# PROBLEM DETAILS
Return the data exactly, with all pictures removed.

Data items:
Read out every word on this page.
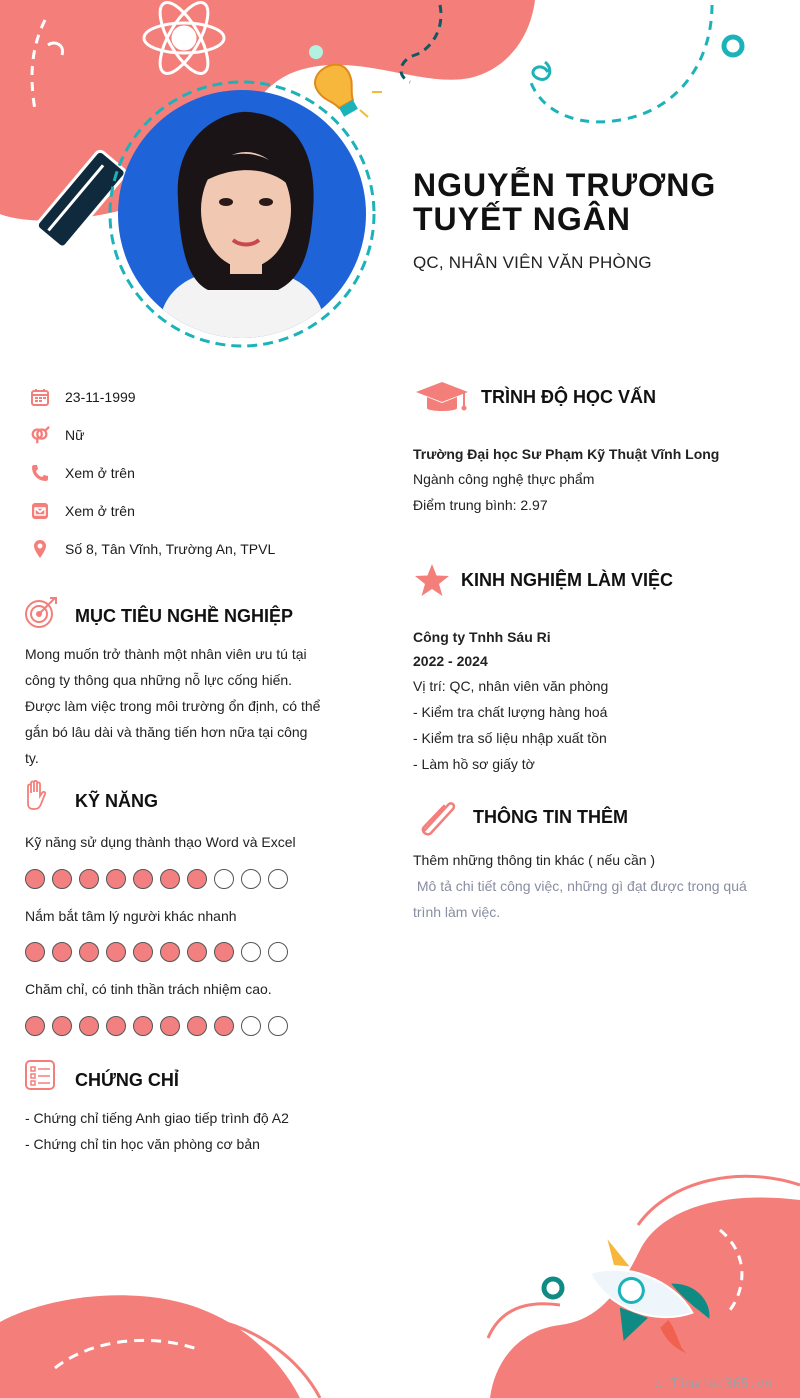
NGUYỄN TRƯƠNG
TUYẾT NGÂN
QC, NHÂN VIÊN VĂN PHÒNG
23-11-1999
Nữ
Xem ở trên
Xem ở trên
Số 8, Tân Vĩnh, Trường An, TPVL
MỤC TIÊU NGHỀ NGHIỆP
Mong muốn trở thành một nhân viên ưu tú tại
công ty thông qua những nỗ lực cống hiến.
Được làm việc trong môi trường ổn định, có thể
gắn bó lâu dài và thăng tiến hơn nữa tại công
ty.
KỸ NĂNG
Kỹ năng sử dụng thành thạo Word và Excel
Nắm bắt tâm lý người khác nhanh
Chăm chỉ, có tinh thần trách nhiệm cao.
CHỨNG CHỈ
- Chứng chỉ tiếng Anh giao tiếp trình độ A2
- Chứng chỉ tin học văn phòng cơ bản
TRÌNH ĐỘ HỌC VẤN
Trường Đại học Sư Phạm Kỹ Thuật Vĩnh Long
Ngành công nghệ thực phẩm
Điểm trung bình: 2.97
KINH NGHIỆM LÀM VIỆC
Công ty Tnhh Sáu Ri
2022 - 2024
Vị trí: QC, nhân viên văn phòng
- Kiểm tra chất lượng hàng hoá
- Kiểm tra số liệu nhập xuất tồn
- Làm hồ sơ giấy tờ
THÔNG TIN THÊM
Thêm những thông tin khác ( nếu cần )
Mô tả chi tiết công việc, những gì đạt được trong quá
trình làm việc.
∴ Timviec365.vn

# ANSWER FOR THE TASK
Read out every word on this page.
NGUYỄN TRƯƠNG
TUYẾT NGÂN
QC, NHÂN VIÊN VĂN PHÒNG
23-11-1999
Nữ
Xem ở trên
Xem ở trên
Số 8, Tân Vĩnh, Trường An, TPVL
MỤC TIÊU NGHỀ NGHIỆP
Mong muốn trở thành một nhân viên ưu tú tại
công ty thông qua những nỗ lực cống hiến.
Được làm việc trong môi trường ổn định, có thể
gắn bó lâu dài và thăng tiến hơn nữa tại công
ty.
KỸ NĂNG
Kỹ năng sử dụng thành thạo Word và Excel
Nắm bắt tâm lý người khác nhanh
Chăm chỉ, có tinh thần trách nhiệm cao.
CHỨNG CHỈ
- Chứng chỉ tiếng Anh giao tiếp trình độ A2
- Chứng chỉ tin học văn phòng cơ bản
TRÌNH ĐỘ HỌC VẤN
Trường Đại học Sư Phạm Kỹ Thuật Vĩnh Long
Ngành công nghệ thực phẩm
Điểm trung bình: 2.97
KINH NGHIỆM LÀM VIỆC
Công ty Tnhh Sáu Ri
2022 - 2024
Vị trí: QC, nhân viên văn phòng
- Kiểm tra chất lượng hàng hoá
- Kiểm tra số liệu nhập xuất tồn
- Làm hồ sơ giấy tờ
THÔNG TIN THÊM
Thêm những thông tin khác ( nếu cần )
Mô tả chi tiết công việc, những gì đạt được trong quá
trình làm việc.
∴ Timviec365.vn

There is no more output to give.